→ What is expected
Write the listing out again, all of it, word for word.

→ Provided records
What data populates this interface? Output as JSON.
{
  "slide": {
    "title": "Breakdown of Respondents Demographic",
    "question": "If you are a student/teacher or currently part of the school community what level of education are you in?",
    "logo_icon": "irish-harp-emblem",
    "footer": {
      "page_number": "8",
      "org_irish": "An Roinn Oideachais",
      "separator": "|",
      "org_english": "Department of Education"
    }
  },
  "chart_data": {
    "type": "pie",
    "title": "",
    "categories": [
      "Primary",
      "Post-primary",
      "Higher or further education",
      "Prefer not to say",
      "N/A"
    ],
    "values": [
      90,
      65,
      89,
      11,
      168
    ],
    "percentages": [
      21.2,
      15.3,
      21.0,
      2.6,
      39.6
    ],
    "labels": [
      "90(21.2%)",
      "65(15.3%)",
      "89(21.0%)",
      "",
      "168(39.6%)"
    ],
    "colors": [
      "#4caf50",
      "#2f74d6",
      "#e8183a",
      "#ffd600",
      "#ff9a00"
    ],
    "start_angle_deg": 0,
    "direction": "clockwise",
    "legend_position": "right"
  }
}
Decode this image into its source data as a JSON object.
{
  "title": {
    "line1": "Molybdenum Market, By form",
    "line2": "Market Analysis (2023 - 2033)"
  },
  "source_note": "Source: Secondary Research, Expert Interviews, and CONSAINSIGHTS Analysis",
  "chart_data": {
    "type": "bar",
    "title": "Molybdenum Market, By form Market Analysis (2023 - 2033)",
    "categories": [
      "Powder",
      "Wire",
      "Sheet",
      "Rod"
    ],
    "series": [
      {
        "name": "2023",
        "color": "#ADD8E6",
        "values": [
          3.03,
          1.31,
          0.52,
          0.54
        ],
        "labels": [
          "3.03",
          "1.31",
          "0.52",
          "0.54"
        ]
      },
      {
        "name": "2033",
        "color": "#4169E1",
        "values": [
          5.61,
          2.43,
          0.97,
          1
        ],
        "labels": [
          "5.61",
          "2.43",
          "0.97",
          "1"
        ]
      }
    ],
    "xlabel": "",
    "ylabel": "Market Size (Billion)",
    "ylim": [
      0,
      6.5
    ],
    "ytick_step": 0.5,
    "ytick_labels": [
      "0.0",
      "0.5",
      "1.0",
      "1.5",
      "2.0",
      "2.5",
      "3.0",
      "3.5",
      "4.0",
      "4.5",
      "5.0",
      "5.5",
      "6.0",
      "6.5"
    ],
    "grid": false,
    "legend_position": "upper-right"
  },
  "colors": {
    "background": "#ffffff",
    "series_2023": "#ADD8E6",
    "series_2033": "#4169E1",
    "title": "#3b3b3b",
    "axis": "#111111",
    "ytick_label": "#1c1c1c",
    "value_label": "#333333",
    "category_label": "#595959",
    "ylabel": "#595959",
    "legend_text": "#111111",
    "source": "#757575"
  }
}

→ Answer to this problem
What data populates this interface? Output as JSON.
{
  "slide": {
    "title": "Breakdown of Respondents Demographic",
    "question": "If you are a student/teacher or currently part of the school community what level of education are you in?",
    "logo_icon": "irish-harp-emblem",
    "footer": {
      "page_number": "8",
      "org_irish": "An Roinn Oideachais",
      "separator": "|",
      "org_english": "Department of Education"
    }
  },
  "chart_data": {
    "type": "pie",
    "title": "",
    "categories": [
      "Primary",
      "Post-primary",
      "Higher or further education",
      "Prefer not to say",
      "N/A"
    ],
    "values": [
      90,
      65,
      89,
      11,
      168
    ],
    "percentages": [
      21.2,
      15.3,
      21.0,
      2.6,
      39.6
    ],
    "labels": [
      "90(21.2%)",
      "65(15.3%)",
      "89(21.0%)",
      "",
      "168(39.6%)"
    ],
    "colors": [
      "#4caf50",
      "#2f74d6",
      "#e8183a",
      "#ffd600",
      "#ff9a00"
    ],
    "start_angle_deg": 0,
    "direction": "clockwise",
    "legend_position": "right"
  }
}
Decode this image into its source data as a JSON object.
{
  "title": {
    "line1": "Molybdenum Market, By form",
    "line2": "Market Analysis (2023 - 2033)"
  },
  "source_note": "Source: Secondary Research, Expert Interviews, and CONSAINSIGHTS Analysis",
  "chart_data": {
    "type": "bar",
    "title": "Molybdenum Market, By form Market Analysis (2023 - 2033)",
    "categories": [
      "Powder",
      "Wire",
      "Sheet",
      "Rod"
    ],
    "series": [
      {
        "name": "2023",
        "color": "#ADD8E6",
        "values": [
          3.03,
          1.31,
          0.52,
          0.54
        ],
        "labels": [
          "3.03",
          "1.31",
          "0.52",
          "0.54"
        ]
      },
      {
        "name": "2033",
        "color": "#4169E1",
        "values": [
          5.61,
          2.43,
          0.97,
          1
        ],
        "labels": [
          "5.61",
          "2.43",
          "0.97",
          "1"
        ]
      }
    ],
    "xlabel": "",
    "ylabel": "Market Size (Billion)",
    "ylim": [
      0,
      6.5
    ],
    "ytick_step": 0.5,
    "ytick_labels": [
      "0.0",
      "0.5",
      "1.0",
      "1.5",
      "2.0",
      "2.5",
      "3.0",
      "3.5",
      "4.0",
      "4.5",
      "5.0",
      "5.5",
      "6.0",
      "6.5"
    ],
    "grid": false,
    "legend_position": "upper-right"
  },
  "colors": {
    "background": "#ffffff",
    "series_2023": "#ADD8E6",
    "series_2033": "#4169E1",
    "title": "#3b3b3b",
    "axis": "#111111",
    "ytick_label": "#1c1c1c",
    "value_label": "#333333",
    "category_label": "#595959",
    "ylabel": "#595959",
    "legend_text": "#111111",
    "source": "#757575"
  }
}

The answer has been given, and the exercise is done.